- **Requirements**
For the data below, report the number of lines that contain the string "trình" and nothing else.

— START Source records —

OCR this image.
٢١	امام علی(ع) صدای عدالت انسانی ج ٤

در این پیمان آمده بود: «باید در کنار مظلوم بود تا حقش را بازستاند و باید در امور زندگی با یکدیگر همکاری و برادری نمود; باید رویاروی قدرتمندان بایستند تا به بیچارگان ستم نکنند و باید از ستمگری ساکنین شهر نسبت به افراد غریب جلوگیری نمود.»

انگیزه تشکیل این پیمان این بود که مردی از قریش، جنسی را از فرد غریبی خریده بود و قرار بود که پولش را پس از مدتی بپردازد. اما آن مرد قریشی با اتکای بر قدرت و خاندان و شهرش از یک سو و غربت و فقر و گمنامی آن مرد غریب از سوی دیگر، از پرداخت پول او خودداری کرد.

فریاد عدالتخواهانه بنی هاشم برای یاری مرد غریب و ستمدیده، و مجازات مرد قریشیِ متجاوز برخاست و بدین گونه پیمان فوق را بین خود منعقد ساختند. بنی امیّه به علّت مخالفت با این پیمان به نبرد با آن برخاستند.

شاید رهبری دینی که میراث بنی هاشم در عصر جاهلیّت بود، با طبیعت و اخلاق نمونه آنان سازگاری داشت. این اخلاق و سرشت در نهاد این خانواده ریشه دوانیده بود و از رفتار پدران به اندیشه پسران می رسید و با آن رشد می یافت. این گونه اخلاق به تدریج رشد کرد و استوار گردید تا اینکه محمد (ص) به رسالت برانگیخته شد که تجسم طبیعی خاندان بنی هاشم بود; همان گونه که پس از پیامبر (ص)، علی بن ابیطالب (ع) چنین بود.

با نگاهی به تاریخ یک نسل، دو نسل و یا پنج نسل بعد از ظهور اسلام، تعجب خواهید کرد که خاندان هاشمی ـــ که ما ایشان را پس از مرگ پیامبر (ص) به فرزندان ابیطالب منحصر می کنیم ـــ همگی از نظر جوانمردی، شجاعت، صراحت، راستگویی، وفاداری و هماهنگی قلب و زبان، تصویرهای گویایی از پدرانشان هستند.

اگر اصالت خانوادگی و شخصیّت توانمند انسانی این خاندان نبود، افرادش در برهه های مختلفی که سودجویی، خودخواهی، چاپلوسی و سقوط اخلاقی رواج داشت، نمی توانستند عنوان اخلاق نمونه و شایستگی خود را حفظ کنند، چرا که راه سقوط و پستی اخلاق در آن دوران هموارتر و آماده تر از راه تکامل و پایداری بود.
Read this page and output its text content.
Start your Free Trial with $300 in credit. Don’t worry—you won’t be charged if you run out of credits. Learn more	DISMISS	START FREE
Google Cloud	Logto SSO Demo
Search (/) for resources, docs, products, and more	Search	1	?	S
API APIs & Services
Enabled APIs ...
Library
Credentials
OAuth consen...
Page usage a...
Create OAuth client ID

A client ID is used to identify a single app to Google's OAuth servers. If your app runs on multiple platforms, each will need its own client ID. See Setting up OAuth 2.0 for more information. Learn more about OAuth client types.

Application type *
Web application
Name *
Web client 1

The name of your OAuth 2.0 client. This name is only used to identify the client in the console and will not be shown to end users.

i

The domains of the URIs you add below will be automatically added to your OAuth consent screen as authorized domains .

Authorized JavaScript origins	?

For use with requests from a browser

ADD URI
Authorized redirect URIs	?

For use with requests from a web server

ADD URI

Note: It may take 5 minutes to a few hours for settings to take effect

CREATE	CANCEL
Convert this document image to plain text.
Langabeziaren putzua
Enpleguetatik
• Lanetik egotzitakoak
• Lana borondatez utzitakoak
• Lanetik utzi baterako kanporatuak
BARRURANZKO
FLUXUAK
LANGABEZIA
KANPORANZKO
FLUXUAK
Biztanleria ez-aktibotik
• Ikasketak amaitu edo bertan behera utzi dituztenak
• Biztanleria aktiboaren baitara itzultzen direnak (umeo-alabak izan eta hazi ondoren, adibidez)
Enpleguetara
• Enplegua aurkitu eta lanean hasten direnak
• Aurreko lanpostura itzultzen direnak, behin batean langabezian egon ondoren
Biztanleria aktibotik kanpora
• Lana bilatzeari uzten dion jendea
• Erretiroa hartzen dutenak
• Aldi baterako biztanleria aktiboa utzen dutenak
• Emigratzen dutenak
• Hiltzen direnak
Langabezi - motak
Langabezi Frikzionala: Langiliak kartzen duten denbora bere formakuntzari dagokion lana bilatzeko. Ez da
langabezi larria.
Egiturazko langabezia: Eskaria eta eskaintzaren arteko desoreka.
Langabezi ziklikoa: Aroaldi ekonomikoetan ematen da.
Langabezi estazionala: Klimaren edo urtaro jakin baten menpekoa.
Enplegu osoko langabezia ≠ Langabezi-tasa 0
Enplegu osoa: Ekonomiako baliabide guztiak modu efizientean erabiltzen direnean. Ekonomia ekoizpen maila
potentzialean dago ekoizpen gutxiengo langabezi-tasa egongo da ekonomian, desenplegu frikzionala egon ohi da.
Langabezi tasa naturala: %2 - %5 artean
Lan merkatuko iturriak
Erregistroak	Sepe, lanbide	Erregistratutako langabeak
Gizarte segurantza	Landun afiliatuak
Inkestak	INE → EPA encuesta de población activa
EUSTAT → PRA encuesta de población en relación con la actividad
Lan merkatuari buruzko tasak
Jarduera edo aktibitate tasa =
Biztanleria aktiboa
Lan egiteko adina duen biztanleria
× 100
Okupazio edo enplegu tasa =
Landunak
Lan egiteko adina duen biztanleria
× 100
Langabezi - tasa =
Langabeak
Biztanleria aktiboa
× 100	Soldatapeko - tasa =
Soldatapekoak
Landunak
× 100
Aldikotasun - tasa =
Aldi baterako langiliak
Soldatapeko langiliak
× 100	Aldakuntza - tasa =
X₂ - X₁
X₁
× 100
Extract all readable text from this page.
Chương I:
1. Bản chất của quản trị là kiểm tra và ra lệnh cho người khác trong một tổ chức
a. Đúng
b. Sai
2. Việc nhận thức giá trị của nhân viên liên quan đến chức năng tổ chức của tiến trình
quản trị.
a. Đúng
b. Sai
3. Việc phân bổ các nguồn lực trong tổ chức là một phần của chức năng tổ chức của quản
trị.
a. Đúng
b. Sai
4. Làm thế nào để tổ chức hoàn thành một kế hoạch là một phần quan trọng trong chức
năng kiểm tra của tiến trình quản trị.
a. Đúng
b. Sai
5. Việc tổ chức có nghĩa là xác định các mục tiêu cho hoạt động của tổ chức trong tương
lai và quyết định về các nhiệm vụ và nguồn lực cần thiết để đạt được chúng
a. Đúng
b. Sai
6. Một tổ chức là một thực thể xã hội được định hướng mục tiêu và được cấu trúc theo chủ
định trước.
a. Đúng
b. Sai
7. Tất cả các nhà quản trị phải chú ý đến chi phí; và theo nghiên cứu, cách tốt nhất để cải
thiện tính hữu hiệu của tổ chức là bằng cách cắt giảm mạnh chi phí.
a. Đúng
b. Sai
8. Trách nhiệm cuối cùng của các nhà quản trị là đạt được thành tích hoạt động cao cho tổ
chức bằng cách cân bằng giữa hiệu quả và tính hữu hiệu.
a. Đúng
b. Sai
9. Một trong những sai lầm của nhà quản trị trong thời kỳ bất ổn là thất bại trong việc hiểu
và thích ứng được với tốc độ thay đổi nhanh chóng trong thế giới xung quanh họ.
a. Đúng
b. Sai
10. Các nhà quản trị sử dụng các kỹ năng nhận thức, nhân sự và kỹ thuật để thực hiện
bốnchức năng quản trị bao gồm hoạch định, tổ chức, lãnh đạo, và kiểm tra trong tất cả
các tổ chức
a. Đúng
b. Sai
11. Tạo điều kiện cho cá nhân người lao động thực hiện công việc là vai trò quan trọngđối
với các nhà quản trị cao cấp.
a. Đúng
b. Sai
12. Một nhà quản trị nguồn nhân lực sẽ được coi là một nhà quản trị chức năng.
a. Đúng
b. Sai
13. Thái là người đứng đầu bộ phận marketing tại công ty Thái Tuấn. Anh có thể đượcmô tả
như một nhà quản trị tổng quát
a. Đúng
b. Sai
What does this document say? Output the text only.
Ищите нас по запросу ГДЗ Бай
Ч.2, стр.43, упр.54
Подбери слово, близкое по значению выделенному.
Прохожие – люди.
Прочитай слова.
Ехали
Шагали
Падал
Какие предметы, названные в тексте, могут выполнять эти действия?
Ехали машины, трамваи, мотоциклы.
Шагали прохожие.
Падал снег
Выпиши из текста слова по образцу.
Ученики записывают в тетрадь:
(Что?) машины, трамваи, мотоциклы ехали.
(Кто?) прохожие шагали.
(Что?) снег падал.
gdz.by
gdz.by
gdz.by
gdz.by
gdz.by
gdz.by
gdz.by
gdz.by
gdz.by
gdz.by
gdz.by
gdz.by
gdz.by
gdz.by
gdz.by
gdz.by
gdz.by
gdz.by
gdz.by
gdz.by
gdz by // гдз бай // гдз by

— END Source records —

- **Task response**
2